— begin Stored rows —

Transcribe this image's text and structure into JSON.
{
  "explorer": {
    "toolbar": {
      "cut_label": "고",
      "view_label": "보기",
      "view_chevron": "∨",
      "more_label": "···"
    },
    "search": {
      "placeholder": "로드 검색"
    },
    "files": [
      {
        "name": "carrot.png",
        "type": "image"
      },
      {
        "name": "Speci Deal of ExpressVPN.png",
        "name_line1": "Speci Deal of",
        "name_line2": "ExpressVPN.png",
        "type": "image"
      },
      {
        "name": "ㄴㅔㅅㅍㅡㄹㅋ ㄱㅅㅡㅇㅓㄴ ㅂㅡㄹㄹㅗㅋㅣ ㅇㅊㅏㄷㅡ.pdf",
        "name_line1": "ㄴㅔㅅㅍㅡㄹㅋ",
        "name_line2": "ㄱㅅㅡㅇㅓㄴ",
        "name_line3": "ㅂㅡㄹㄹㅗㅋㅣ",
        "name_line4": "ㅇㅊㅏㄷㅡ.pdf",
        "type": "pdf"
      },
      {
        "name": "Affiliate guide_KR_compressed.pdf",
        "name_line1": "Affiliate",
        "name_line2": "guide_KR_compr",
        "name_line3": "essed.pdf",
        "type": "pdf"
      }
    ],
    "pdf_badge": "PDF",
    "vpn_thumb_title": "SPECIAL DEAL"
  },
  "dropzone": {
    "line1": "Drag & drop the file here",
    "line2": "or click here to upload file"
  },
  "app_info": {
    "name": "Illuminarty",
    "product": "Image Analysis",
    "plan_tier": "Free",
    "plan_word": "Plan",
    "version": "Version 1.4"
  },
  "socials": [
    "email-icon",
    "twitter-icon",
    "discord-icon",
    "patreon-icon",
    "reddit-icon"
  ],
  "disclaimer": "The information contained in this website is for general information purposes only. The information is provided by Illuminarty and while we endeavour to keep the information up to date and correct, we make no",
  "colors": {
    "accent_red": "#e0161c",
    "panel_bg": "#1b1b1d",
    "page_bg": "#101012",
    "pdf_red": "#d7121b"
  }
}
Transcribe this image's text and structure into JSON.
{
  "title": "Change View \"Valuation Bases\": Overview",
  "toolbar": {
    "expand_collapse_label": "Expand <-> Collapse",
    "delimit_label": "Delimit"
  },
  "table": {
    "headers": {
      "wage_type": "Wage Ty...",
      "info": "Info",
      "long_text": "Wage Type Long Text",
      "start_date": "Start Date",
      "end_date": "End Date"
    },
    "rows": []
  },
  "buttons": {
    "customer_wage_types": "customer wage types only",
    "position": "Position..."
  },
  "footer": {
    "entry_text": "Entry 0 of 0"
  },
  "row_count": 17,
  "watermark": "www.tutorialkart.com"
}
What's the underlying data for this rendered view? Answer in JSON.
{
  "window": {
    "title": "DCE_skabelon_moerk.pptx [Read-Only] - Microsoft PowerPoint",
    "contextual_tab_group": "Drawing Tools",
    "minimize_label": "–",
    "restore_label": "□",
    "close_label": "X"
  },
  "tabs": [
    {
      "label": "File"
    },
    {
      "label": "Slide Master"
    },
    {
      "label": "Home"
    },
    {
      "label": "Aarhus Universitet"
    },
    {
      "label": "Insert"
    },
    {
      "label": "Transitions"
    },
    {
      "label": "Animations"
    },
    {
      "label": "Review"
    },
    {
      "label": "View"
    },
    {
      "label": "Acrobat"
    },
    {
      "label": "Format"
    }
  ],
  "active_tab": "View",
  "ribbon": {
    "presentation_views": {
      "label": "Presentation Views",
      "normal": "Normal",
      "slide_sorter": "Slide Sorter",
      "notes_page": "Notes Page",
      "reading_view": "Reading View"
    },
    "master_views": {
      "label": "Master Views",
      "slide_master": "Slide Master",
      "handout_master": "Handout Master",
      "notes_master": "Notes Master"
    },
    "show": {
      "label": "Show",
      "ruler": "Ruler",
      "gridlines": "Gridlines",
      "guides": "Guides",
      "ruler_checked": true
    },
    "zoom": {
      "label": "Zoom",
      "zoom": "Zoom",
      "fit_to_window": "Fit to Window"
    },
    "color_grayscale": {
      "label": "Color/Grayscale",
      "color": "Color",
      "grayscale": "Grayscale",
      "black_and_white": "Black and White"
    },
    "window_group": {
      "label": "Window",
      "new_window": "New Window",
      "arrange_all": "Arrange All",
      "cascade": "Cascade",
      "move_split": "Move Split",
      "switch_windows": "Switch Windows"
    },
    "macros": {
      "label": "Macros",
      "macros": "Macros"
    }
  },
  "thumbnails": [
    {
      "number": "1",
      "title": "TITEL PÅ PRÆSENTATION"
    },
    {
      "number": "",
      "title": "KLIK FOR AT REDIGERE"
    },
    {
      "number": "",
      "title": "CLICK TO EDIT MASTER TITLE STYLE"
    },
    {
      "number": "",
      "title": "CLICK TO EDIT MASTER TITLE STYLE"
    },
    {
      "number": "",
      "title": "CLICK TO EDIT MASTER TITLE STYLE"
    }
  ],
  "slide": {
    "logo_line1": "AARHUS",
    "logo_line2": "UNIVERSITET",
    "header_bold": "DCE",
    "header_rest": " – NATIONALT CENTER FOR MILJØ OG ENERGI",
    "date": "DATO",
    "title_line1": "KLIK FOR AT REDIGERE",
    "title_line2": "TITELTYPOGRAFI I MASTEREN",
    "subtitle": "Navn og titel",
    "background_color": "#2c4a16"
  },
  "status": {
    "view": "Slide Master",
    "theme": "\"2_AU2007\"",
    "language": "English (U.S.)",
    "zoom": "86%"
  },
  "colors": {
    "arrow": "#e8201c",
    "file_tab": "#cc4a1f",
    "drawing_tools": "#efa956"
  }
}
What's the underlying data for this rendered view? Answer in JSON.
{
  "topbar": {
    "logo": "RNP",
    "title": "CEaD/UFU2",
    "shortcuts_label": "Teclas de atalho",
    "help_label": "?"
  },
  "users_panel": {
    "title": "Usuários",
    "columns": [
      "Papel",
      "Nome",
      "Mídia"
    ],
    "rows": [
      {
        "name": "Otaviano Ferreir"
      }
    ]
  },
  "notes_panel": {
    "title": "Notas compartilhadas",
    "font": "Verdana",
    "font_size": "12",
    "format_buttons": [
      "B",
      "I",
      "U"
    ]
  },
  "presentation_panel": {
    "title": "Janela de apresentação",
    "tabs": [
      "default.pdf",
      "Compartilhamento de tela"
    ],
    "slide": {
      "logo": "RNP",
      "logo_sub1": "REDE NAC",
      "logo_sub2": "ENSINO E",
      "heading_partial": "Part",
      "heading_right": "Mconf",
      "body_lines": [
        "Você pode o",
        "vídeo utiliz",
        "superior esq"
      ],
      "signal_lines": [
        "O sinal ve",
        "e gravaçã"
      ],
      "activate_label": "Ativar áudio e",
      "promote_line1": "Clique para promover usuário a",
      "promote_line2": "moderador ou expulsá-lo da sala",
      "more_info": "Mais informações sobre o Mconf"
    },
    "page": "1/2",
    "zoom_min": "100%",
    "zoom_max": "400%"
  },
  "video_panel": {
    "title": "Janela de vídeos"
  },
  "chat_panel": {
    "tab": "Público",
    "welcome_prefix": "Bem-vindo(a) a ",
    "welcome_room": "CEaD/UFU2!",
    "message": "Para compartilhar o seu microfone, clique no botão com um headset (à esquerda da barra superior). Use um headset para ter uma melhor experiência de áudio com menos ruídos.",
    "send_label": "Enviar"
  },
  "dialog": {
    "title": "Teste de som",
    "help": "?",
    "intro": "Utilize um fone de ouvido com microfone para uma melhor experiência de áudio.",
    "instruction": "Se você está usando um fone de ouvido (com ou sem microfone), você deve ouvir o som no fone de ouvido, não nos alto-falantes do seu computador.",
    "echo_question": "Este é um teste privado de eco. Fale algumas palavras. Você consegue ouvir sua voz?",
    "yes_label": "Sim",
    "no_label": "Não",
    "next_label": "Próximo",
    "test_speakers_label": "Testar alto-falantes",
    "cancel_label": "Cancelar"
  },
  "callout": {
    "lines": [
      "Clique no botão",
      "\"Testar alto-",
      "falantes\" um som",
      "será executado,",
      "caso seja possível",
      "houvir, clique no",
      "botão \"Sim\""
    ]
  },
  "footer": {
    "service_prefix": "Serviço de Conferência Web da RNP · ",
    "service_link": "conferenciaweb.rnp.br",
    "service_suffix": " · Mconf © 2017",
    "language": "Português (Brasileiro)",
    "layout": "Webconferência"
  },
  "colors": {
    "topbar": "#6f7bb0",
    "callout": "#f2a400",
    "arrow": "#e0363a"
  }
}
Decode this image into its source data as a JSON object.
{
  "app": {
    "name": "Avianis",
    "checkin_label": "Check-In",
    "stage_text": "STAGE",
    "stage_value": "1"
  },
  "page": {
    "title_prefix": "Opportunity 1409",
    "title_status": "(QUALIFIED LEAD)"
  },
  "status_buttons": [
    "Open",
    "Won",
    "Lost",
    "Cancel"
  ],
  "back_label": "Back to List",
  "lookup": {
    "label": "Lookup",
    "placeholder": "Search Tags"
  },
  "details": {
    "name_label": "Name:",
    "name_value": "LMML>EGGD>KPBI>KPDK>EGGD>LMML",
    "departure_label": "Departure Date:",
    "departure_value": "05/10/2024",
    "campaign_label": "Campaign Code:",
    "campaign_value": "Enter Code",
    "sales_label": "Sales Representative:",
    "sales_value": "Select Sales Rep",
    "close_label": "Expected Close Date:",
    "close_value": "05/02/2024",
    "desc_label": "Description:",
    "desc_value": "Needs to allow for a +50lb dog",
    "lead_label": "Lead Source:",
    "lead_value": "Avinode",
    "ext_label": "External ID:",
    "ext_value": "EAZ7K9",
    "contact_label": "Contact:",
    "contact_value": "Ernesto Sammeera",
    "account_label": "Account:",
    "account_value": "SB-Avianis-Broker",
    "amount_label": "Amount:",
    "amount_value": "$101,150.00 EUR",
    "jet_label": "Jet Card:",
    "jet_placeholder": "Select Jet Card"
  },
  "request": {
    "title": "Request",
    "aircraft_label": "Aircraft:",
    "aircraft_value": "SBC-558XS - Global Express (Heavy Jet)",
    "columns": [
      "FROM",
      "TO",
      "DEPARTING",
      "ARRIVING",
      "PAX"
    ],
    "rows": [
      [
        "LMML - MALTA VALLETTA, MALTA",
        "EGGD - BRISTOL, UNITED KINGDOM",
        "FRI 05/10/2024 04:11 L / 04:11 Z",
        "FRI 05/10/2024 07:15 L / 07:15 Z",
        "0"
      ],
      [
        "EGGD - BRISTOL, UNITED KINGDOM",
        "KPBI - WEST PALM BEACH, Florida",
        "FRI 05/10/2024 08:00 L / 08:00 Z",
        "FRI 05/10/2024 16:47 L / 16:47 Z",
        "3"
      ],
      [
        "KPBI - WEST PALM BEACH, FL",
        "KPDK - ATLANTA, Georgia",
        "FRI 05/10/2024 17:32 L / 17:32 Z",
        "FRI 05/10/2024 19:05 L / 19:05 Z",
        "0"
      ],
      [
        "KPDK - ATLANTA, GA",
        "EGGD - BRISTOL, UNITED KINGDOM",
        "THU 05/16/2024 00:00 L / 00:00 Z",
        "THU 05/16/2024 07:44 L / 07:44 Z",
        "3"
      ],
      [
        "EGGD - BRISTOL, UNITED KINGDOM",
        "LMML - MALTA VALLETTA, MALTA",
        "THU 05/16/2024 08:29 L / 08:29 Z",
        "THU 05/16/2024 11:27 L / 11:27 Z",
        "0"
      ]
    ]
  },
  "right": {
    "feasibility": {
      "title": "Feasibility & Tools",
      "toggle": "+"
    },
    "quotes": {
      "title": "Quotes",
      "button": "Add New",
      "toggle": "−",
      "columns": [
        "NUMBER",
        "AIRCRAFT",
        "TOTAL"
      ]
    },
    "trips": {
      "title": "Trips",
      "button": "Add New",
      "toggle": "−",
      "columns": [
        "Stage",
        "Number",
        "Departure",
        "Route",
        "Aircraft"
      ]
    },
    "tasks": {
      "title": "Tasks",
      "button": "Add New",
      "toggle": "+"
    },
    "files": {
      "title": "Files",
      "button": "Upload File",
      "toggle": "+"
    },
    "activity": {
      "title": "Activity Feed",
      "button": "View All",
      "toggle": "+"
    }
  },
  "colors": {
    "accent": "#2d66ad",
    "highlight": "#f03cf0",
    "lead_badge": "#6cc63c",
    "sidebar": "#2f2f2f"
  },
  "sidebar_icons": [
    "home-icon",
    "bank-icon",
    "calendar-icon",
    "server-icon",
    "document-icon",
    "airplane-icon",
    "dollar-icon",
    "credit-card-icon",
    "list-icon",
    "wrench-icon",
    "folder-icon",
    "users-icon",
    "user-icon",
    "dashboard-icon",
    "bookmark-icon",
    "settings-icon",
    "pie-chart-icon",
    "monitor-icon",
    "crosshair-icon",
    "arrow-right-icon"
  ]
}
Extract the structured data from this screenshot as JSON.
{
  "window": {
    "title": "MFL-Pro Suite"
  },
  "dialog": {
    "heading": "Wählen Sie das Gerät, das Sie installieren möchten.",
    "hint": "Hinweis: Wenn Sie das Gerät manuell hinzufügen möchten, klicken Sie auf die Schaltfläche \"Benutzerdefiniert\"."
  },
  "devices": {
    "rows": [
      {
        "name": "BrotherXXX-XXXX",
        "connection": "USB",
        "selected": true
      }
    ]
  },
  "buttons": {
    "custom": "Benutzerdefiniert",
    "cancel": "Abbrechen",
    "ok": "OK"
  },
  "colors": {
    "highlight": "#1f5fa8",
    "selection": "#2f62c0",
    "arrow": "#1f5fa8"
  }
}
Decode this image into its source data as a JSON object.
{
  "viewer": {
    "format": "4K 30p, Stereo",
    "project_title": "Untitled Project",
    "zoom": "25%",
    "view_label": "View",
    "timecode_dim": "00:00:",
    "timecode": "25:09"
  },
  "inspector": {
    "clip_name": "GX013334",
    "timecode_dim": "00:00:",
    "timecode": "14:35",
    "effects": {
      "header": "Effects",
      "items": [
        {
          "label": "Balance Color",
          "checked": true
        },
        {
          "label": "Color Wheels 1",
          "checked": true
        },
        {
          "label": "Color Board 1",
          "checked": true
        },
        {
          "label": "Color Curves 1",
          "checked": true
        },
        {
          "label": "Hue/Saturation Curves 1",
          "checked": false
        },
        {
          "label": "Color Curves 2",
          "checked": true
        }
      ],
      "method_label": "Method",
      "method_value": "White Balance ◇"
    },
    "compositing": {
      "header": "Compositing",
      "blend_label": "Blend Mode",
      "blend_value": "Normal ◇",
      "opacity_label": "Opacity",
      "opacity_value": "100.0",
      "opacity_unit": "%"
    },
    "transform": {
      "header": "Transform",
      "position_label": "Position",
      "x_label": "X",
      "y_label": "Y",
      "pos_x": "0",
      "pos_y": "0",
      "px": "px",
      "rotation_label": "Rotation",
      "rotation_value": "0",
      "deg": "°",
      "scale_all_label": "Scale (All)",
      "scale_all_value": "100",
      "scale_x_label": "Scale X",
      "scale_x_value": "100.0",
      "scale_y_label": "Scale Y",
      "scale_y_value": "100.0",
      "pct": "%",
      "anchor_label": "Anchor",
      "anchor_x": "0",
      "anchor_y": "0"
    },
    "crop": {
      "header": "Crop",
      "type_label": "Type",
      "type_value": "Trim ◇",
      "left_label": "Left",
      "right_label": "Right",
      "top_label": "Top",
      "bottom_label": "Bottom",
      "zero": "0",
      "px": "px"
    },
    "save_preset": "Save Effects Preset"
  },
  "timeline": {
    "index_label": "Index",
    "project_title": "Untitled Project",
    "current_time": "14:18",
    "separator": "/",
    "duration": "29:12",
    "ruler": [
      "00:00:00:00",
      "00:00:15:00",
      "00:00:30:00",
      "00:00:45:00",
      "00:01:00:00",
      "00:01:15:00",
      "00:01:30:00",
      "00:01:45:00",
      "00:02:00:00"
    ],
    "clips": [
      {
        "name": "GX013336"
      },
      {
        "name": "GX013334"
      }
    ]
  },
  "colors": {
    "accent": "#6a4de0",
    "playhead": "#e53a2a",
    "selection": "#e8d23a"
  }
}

— end Stored rows —

■ Objective ■
Using the records above, gather all lines where the string "Benutzerdefiniert" is present.

■ Written solution ■
    "hint": "Hinweis: Wenn Sie das Gerät manuell hinzufügen möchten, klicken Sie auf die Schaltfläche \"Benutzerdefiniert\"."
    "custom": "Benutzerdefiniert",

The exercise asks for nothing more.